Task directions –
Copy the lines below exactly as they appear, leaving out the pictures.

Input records –

********************

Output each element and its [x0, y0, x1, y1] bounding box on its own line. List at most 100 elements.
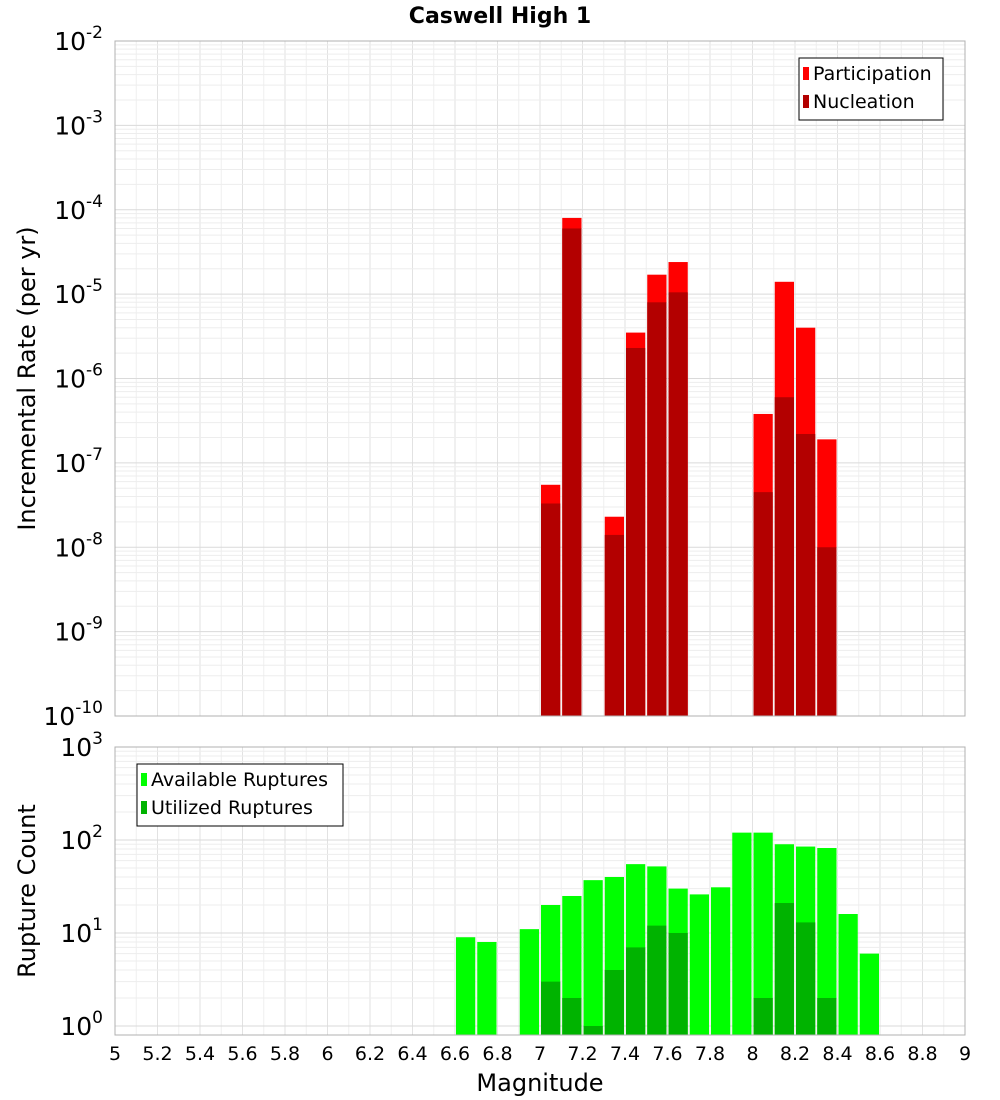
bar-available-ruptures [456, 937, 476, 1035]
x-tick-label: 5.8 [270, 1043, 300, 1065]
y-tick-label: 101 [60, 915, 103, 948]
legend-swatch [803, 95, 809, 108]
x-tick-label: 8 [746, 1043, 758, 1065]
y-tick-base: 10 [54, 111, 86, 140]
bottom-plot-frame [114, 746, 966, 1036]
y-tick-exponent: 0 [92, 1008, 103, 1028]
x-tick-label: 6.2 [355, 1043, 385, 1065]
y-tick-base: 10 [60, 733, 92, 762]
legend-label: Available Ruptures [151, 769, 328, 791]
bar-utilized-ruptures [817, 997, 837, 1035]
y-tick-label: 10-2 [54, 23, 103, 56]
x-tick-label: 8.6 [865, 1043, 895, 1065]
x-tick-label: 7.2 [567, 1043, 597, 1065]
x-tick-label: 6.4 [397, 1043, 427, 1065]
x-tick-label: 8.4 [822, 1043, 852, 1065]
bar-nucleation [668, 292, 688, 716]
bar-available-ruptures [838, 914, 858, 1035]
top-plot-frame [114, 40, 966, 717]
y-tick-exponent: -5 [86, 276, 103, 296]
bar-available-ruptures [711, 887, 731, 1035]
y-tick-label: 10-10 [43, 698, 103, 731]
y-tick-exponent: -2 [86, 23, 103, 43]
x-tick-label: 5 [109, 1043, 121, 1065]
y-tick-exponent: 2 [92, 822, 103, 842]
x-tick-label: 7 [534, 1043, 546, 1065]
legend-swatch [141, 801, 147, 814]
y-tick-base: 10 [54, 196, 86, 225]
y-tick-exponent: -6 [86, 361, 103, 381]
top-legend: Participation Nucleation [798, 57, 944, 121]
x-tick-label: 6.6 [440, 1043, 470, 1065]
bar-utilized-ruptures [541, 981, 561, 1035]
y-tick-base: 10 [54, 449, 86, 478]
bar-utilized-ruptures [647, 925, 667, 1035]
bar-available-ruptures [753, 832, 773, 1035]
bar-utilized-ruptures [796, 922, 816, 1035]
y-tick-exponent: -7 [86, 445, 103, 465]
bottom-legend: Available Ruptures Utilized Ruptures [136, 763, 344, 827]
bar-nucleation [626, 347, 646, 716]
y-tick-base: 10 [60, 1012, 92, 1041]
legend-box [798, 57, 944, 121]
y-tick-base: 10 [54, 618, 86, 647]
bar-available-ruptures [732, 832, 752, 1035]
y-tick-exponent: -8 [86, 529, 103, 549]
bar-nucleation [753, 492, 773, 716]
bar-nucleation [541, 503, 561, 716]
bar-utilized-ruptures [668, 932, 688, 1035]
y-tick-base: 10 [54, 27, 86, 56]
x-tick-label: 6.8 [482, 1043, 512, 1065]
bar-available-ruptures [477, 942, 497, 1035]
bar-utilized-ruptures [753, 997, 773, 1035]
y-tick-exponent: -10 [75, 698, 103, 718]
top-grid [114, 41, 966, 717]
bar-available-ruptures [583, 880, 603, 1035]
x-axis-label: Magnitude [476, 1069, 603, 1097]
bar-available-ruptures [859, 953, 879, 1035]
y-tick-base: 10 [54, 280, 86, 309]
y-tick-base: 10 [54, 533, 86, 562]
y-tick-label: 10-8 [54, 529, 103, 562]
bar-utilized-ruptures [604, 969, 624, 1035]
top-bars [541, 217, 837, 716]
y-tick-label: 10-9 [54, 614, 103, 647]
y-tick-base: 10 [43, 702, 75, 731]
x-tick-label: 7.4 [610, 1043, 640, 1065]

********************

Worked solution –
Output each element and its [x0, y0, x1, y1] bounding box on its own line. List at most 100 elements.
bar-available-ruptures [456, 937, 476, 1035]
x-tick-label: 5.8 [270, 1043, 300, 1065]
y-tick-label: 101 [60, 915, 103, 948]
legend-swatch [803, 95, 809, 108]
x-tick-label: 8 [746, 1043, 758, 1065]
y-tick-base: 10 [54, 111, 86, 140]
bottom-plot-frame [114, 746, 966, 1036]
y-tick-exponent: 0 [92, 1008, 103, 1028]
x-tick-label: 6.2 [355, 1043, 385, 1065]
y-tick-base: 10 [60, 733, 92, 762]
legend-label: Available Ruptures [151, 769, 328, 791]
bar-utilized-ruptures [817, 997, 837, 1035]
y-tick-label: 10-2 [54, 23, 103, 56]
x-tick-label: 8.6 [865, 1043, 895, 1065]
x-tick-label: 7.2 [567, 1043, 597, 1065]
x-tick-label: 6.4 [397, 1043, 427, 1065]
x-tick-label: 8.4 [822, 1043, 852, 1065]
bar-nucleation [668, 292, 688, 716]
bar-available-ruptures [838, 914, 858, 1035]
top-plot-frame [114, 40, 966, 717]
y-tick-exponent: -5 [86, 276, 103, 296]
bar-available-ruptures [711, 887, 731, 1035]
y-tick-label: 10-10 [43, 698, 103, 731]
y-tick-exponent: -2 [86, 23, 103, 43]
x-tick-label: 5 [109, 1043, 121, 1065]
y-tick-exponent: 2 [92, 822, 103, 842]
x-tick-label: 7 [534, 1043, 546, 1065]
legend-swatch [141, 801, 147, 814]
y-tick-base: 10 [54, 196, 86, 225]
y-tick-exponent: -6 [86, 361, 103, 381]
top-legend: Participation Nucleation [798, 57, 944, 121]
x-tick-label: 6.6 [440, 1043, 470, 1065]
bar-utilized-ruptures [541, 981, 561, 1035]
y-tick-base: 10 [54, 449, 86, 478]
bar-utilized-ruptures [647, 925, 667, 1035]
bar-available-ruptures [753, 832, 773, 1035]
bar-utilized-ruptures [796, 922, 816, 1035]
y-tick-exponent: -7 [86, 445, 103, 465]
bottom-legend: Available Ruptures Utilized Ruptures [136, 763, 344, 827]
bar-nucleation [626, 347, 646, 716]
y-tick-base: 10 [60, 1012, 92, 1041]
legend-box [798, 57, 944, 121]
y-tick-base: 10 [54, 618, 86, 647]
bar-available-ruptures [732, 832, 752, 1035]
y-tick-exponent: -8 [86, 529, 103, 549]
bar-nucleation [753, 492, 773, 716]
bar-nucleation [541, 503, 561, 716]
bar-utilized-ruptures [668, 932, 688, 1035]
y-tick-base: 10 [54, 27, 86, 56]
x-tick-label: 6.8 [482, 1043, 512, 1065]
bar-available-ruptures [477, 942, 497, 1035]
bar-utilized-ruptures [753, 997, 773, 1035]
y-tick-exponent: -10 [75, 698, 103, 718]
top-grid [114, 41, 966, 717]
bar-available-ruptures [583, 880, 603, 1035]
x-axis-label: Magnitude [476, 1069, 603, 1097]
bar-available-ruptures [859, 953, 879, 1035]
y-tick-base: 10 [54, 280, 86, 309]
y-tick-base: 10 [54, 533, 86, 562]
y-tick-label: 10-8 [54, 529, 103, 562]
bar-utilized-ruptures [604, 969, 624, 1035]
top-bars [541, 217, 837, 716]
y-tick-label: 10-9 [54, 614, 103, 647]
y-tick-base: 10 [43, 702, 75, 731]
x-tick-label: 7.4 [610, 1043, 640, 1065]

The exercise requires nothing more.